= ASSIGNED TASK 1 =
Transcribe part of the course descriptions. Begin at the words "Industry representatives conduct" and stop after "in actuarial science.".
= ASSIGNED TASK 2 =
List each topic named in the course descriptions in the sentence that begins "Topics include".

BEGIN TEXT BLOCK

This course explores machine learning models, their theoretical basis, computing implementation and applications in finance and insurance. It discusses machine learning models for regression, classification and unsupervised learning; tools such as cross validation and techniques such as regularization, dimension reduction and ensemble learning; and select algorithms for fitting machine learning models. This course offers students an intensive hands-on experience where they combine theoretical understanding, domain knowledge and coding skills to better inform data-driven decision making.
Some topics covered are relevant to the statistical learning portion of the Society of Actuaries (SOA) and the Casualty Actuarial Society (CAS) curricula, and the quantitative methods section of the Chartered Financial Analyst (CFA) Institute curriculum. This is a core course of the Actuarial Science program.
The Advanced Data Science Applications in Finance and Insurance course covers topics in database navigation, select advanced predictive analytics models and model interpretability. Topics include relational databases, generalized additive models, deep learning models, linear mixed models, Bayesian approaches, and interpretable machine learning.
Course discussions help students develop an understanding of the models and methodologies, as well as the ability to implement these models in R or python using opensource packages. Course assignments help students practice applying these models to financial, insurance and other data, as well as gain additional insights through validating aspects of the models. After taking this course, students will be able to apply these advanced predictive analytics models to financial and insurance data to better inform data-driven decision making by combining their theoretical understanding, domain knowledge and coding skills.
Some topics covered are relevant to the Advanced Topics in Predictive Analytics (ATPA) exam of the Society of Actuaries, and (with a more analytical emphasis) to the quantitative methods section of the CFA Program Level II exam by the CFA Institute.
Familiarity with machine learning models covered in the Data Science in Finance and Insurance course is helpful. Prior exposure to linear algebra, calculus, statistics, and a working knowledge of python, R and spreadsheets are necessary.
This course will introduce students to major issues currently of concern to all investors. It can give you the skills to conduct a sophisticated assessment of current issues and debates covered by the popular media as well as more-specialized finance journals. These skills are essential for people who pursues a financial service career, especially in today’s rapidly evolving environment. The material presented in this course are both practical important and intellectually interesting.
This course is consistent with and relevant to Chartered Financial Analyst (CFA) curriculum. It covers all subjects in CFA test and most of problems are in the same format as the CFA examination questions. This course will also provide a foundation for further study in Financial Risk Management and Financial market related courses.
Industry representatives conduct a series of noncredit seminar sessions designed to expose students to the actuarial profession as well as to address a range of topics in actuarial science.

END TEXT BLOCK
BEGIN DATASET EXTRACT

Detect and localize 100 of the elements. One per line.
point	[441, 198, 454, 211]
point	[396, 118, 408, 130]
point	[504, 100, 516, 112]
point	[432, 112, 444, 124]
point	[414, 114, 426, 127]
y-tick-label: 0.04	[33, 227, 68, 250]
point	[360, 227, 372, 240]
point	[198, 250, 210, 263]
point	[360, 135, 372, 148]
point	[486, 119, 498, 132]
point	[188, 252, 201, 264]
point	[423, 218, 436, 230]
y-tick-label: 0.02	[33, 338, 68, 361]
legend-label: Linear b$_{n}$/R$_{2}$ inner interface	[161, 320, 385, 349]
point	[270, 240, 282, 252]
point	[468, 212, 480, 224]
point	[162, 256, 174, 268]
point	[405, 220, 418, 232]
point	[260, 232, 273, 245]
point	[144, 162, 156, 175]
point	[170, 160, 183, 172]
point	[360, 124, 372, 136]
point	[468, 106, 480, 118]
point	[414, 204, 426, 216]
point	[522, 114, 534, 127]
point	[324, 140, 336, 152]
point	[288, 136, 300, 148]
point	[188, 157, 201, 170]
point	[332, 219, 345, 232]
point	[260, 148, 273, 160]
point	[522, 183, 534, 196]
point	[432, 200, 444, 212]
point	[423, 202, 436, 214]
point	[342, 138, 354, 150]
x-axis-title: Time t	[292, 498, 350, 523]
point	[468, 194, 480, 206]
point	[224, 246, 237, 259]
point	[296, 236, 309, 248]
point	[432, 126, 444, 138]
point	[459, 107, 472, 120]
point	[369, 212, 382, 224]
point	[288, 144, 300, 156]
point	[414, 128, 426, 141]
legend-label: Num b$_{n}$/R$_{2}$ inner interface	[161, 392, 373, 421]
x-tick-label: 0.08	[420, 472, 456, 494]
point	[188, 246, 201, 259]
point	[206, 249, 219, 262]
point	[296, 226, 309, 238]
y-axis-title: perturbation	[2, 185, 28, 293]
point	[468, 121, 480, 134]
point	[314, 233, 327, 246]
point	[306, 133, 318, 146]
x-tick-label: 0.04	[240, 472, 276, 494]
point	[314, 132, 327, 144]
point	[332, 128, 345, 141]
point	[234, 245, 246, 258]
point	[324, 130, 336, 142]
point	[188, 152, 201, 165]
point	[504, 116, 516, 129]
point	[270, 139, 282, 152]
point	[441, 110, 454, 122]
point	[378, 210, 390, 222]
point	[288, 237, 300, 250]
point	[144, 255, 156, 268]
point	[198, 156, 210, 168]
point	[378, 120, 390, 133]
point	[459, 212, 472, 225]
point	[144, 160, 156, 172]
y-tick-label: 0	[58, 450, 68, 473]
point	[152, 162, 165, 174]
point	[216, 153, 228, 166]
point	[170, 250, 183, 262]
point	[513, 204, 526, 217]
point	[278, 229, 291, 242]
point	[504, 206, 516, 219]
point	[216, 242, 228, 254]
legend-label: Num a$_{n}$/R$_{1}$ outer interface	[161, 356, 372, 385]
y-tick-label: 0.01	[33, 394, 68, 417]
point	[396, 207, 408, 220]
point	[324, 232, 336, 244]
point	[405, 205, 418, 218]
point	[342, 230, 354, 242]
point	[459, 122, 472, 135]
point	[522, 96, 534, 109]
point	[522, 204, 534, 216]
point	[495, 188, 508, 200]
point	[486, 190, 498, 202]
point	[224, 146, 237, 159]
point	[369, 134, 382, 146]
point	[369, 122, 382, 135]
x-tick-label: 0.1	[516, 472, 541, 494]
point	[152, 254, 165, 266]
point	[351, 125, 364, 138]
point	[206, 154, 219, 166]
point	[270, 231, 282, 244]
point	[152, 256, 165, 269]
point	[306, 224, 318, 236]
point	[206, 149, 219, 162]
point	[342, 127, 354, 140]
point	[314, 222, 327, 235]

END DATASET EXTRACT

= EXPECTED OUTPUT 1 =
Industry representatives conduct a series of noncredit seminar sessions designed to expose students to the actuarial profession as well as to address a range of topics in actuarial science.

= EXPECTED OUTPUT 2 =
- relational databases
- generalized additive models
- deep learning models
- linear mixed models
- Bayesian approaches
- interpretable machine learning